--- START PROVIDED DATA ---

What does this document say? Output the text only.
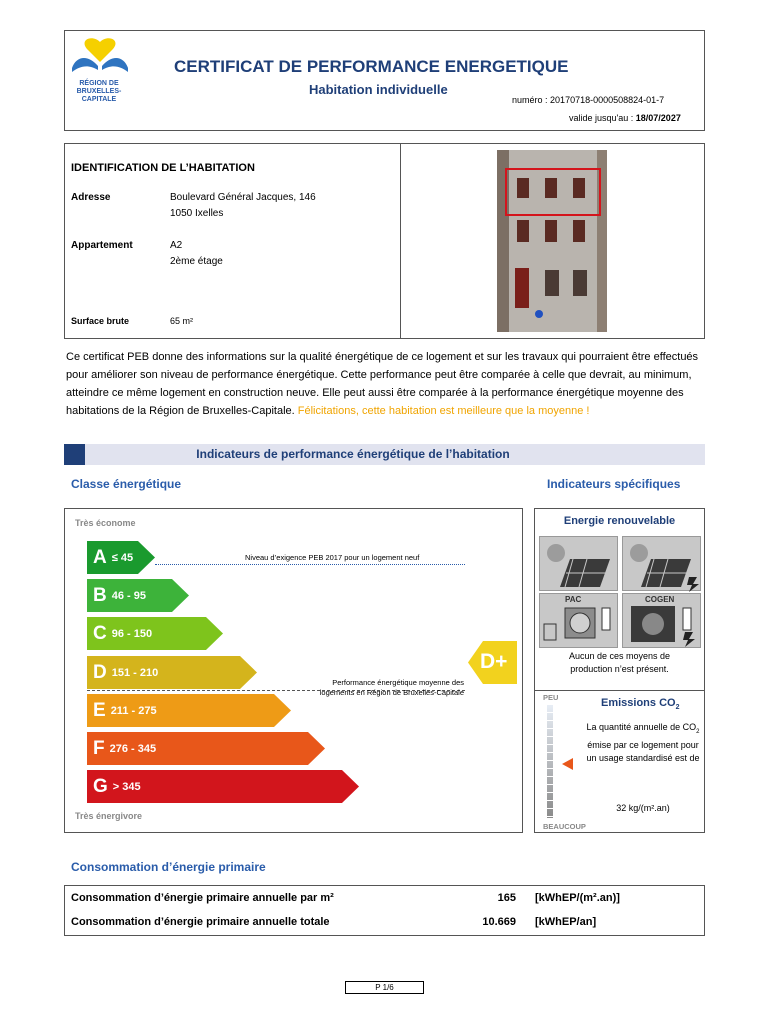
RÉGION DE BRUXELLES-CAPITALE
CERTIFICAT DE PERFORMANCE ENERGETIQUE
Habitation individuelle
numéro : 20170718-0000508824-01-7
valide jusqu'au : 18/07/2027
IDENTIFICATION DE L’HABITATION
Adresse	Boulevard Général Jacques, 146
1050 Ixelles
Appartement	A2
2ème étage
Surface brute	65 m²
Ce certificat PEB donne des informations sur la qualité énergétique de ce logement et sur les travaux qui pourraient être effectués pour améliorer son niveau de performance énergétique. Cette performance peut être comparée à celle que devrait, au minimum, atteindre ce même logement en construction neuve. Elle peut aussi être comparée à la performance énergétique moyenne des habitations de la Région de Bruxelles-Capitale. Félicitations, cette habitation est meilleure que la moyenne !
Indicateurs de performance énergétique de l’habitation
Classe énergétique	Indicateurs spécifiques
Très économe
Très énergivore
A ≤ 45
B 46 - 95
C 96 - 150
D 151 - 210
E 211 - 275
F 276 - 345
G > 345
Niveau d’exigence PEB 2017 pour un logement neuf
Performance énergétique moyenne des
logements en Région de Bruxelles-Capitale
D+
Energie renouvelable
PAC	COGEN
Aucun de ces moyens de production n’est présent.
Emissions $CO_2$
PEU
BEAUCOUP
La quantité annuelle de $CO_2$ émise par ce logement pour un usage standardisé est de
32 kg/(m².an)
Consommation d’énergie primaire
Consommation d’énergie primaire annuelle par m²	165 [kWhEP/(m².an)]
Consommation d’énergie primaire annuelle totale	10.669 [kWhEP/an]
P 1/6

--- END PROVIDED DATA ---

__STATED GOAL__
Copy all lines from the data that hold the word "pour".

__CORRECT OUTPUT__
Ce certificat PEB donne des informations sur la qualité énergétique de ce logement et sur les travaux qui pourraient être effectués pour améliorer son niveau de performance énergétique. Cette performance peut être comparée à celle que devrait, au minimum, atteindre ce même logement en construction neuve. Elle peut aussi être comparée à la performance énergétique moyenne des habitations de la Région de Bruxelles-Capitale. Félicitations, cette habitation est meilleure que la moyenne !
Niveau d’exigence PEB 2017 pour un logement neuf
La quantité annuelle de $CO_2$ émise par ce logement pour un usage standardisé est de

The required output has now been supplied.